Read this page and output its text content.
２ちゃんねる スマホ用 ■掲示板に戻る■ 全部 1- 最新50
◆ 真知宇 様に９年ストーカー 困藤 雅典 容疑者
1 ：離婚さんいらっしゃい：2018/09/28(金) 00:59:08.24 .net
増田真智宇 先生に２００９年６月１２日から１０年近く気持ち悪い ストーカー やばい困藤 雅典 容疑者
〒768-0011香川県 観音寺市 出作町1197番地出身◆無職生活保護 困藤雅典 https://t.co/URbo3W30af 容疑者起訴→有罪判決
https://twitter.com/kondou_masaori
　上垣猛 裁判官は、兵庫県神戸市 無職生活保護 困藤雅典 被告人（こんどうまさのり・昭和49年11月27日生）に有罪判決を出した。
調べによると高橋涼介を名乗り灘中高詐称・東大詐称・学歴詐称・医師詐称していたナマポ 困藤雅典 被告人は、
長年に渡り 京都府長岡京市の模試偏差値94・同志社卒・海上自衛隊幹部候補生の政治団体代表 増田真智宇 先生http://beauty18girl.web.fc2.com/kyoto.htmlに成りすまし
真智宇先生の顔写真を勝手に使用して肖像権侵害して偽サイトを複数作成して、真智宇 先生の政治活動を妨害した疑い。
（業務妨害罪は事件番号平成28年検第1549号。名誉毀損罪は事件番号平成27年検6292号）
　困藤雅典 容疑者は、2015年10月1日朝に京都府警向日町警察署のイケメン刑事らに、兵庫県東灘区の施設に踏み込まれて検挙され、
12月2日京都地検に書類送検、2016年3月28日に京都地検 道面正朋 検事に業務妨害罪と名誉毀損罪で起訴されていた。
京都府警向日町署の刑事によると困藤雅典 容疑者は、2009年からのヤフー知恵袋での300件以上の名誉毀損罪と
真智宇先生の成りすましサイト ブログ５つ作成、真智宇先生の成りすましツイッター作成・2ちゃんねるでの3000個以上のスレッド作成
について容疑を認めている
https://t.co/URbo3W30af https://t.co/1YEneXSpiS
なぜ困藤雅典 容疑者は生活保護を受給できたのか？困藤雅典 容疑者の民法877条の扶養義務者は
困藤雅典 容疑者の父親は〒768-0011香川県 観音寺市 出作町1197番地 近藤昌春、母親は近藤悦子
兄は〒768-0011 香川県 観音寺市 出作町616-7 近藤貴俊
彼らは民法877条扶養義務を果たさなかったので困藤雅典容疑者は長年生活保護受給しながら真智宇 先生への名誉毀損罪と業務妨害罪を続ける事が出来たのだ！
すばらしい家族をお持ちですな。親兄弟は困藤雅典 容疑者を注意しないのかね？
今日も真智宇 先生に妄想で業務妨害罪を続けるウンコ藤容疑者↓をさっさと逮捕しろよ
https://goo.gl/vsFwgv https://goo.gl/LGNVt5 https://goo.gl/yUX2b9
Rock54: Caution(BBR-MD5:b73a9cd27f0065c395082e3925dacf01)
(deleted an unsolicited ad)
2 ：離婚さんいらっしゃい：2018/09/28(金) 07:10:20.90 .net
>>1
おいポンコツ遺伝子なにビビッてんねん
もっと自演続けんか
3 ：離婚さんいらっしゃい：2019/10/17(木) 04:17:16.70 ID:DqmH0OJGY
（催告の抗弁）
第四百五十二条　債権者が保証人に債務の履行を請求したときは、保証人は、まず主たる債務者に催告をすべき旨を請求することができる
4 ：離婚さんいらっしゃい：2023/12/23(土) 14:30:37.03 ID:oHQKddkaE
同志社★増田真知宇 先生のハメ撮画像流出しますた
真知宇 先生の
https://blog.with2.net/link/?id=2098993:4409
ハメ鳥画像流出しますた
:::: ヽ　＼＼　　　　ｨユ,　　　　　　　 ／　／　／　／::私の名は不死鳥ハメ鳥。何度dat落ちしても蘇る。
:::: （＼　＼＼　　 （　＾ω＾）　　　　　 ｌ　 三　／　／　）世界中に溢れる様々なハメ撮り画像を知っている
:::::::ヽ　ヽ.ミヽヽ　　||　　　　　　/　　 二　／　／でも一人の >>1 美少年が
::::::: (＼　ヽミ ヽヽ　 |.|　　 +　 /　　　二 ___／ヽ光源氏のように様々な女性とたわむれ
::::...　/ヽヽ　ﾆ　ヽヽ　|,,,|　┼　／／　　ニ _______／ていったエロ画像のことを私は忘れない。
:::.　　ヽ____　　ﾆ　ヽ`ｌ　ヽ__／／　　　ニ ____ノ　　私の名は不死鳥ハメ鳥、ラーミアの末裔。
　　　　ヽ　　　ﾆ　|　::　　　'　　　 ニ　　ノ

**GOAL**
Look through the material above and pick out each line holding the word "https".

**EXERCISE RESULT**
〒768-0011香川県 観音寺市 出作町1197番地出身◆無職生活保護 困藤雅典 https://t.co/URbo3W30af 容疑者起訴→有罪判決
https://twitter.com/kondou_masaori
https://t.co/URbo3W30af https://t.co/1YEneXSpiS
https://goo.gl/vsFwgv https://goo.gl/LGNVt5 https://goo.gl/yUX2b9
https://blog.with2.net/link/?id=2098993:4409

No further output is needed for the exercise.